_Work to be completed_. Please work out how many lines in the material contain "value" and give only that figure.
— Start of Rows —
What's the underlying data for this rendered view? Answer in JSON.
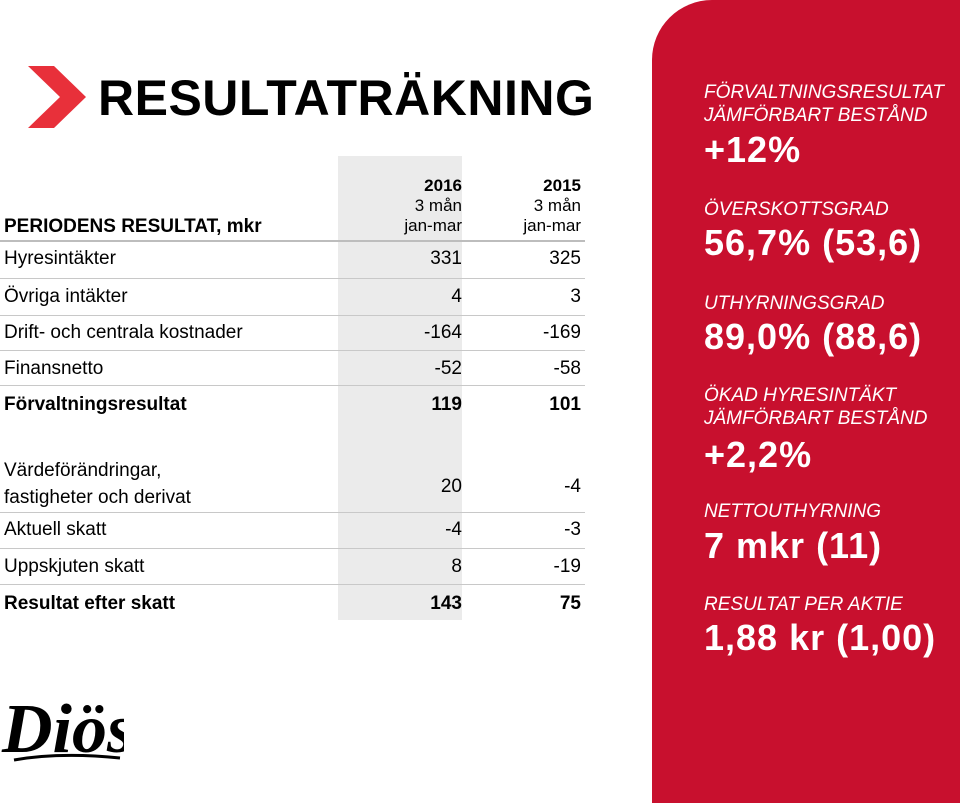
{
  "title": "RESULTATRÄKNING",
  "table": {
    "header_label": "PERIODENS RESULTAT, mkr",
    "columns": [
      {
        "year": "2016",
        "period": "3 mån",
        "range": "jan-mar"
      },
      {
        "year": "2015",
        "period": "3 mån",
        "range": "jan-mar"
      }
    ],
    "rows": [
      {
        "label": "Hyresintäkter",
        "v2016": "331",
        "v2015": "325"
      },
      {
        "label": "Övriga intäkter",
        "v2016": "4",
        "v2015": "3"
      },
      {
        "label": "Drift- och centrala kostnader",
        "v2016": "-164",
        "v2015": "-169"
      },
      {
        "label": "Finansnetto",
        "v2016": "-52",
        "v2015": "-58"
      },
      {
        "label": "Förvaltningsresultat",
        "v2016": "119",
        "v2015": "101"
      },
      {
        "label": "Värdeförändringar,",
        "label2": "fastigheter och derivat",
        "v2016": "20",
        "v2015": "-4"
      },
      {
        "label": "Aktuell skatt",
        "v2016": "-4",
        "v2015": "-3"
      },
      {
        "label": "Uppskjuten skatt",
        "v2016": "8",
        "v2015": "-19"
      },
      {
        "label": "Resultat efter skatt",
        "v2016": "143",
        "v2015": "75"
      }
    ]
  },
  "kpis": [
    {
      "label1": "FÖRVALTNINGSRESULTAT",
      "label2": "JÄMFÖRBART BESTÅND",
      "value": "+12%"
    },
    {
      "label1": "ÖVERSKOTTSGRAD",
      "value": "56,7% (53,6)"
    },
    {
      "label1": "UTHYRNINGSGRAD",
      "value": "89,0% (88,6)"
    },
    {
      "label1": "ÖKAD HYRESINTÄKT",
      "label2": "JÄMFÖRBART BESTÅND",
      "value": "+2,2%"
    },
    {
      "label1": "NETTOUTHYRNING",
      "value": "7 mkr (11)"
    },
    {
      "label1": "RESULTAT PER AKTIE",
      "value": "1,88 kr (1,00)"
    }
  ],
  "logo": {
    "text": "Diös"
  },
  "colors": {
    "accent": "#c8102e",
    "shade": "#ebebeb"
  }
}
— End of Rows —
_Response to this task_. 6